# Problem to solve
Extract the entries in their exact form.

===== Exercise materials =====

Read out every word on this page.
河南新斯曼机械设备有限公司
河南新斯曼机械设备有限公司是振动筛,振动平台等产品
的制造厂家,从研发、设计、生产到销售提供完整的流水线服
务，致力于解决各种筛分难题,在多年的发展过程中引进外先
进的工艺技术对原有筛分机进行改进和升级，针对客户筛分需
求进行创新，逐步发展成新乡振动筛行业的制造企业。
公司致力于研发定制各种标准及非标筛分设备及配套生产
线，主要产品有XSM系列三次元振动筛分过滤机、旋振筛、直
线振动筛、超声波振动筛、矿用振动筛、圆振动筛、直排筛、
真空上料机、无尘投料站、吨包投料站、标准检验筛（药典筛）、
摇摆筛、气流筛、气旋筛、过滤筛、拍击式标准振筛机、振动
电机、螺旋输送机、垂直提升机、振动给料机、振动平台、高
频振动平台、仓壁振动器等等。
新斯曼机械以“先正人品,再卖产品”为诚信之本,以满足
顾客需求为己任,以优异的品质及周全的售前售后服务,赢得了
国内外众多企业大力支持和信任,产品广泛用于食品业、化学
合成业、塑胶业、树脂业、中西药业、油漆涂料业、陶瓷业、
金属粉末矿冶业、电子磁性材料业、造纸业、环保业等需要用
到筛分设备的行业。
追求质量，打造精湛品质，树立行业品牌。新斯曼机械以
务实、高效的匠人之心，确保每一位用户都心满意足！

=====

# Solution to this task
Read out every word on this page.
河南新斯曼机械设备有限公司
河南新斯曼机械设备有限公司是振动筛,振动平台等产品
的制造厂家,从研发、设计、生产到销售提供完整的流水线服
务，致力于解决各种筛分难题,在多年的发展过程中引进外先
进的工艺技术对原有筛分机进行改进和升级，针对客户筛分需
求进行创新，逐步发展成新乡振动筛行业的制造企业。
公司致力于研发定制各种标准及非标筛分设备及配套生产
线，主要产品有XSM系列三次元振动筛分过滤机、旋振筛、直
线振动筛、超声波振动筛、矿用振动筛、圆振动筛、直排筛、
真空上料机、无尘投料站、吨包投料站、标准检验筛（药典筛）、
摇摆筛、气流筛、气旋筛、过滤筛、拍击式标准振筛机、振动
电机、螺旋输送机、垂直提升机、振动给料机、振动平台、高
频振动平台、仓壁振动器等等。
新斯曼机械以“先正人品,再卖产品”为诚信之本,以满足
顾客需求为己任,以优异的品质及周全的售前售后服务,赢得了
国内外众多企业大力支持和信任,产品广泛用于食品业、化学
合成业、塑胶业、树脂业、中西药业、油漆涂料业、陶瓷业、
金属粉末矿冶业、电子磁性材料业、造纸业、环保业等需要用
到筛分设备的行业。
追求质量，打造精湛品质，树立行业品牌。新斯曼机械以
务实、高效的匠人之心，确保每一位用户都心满意足！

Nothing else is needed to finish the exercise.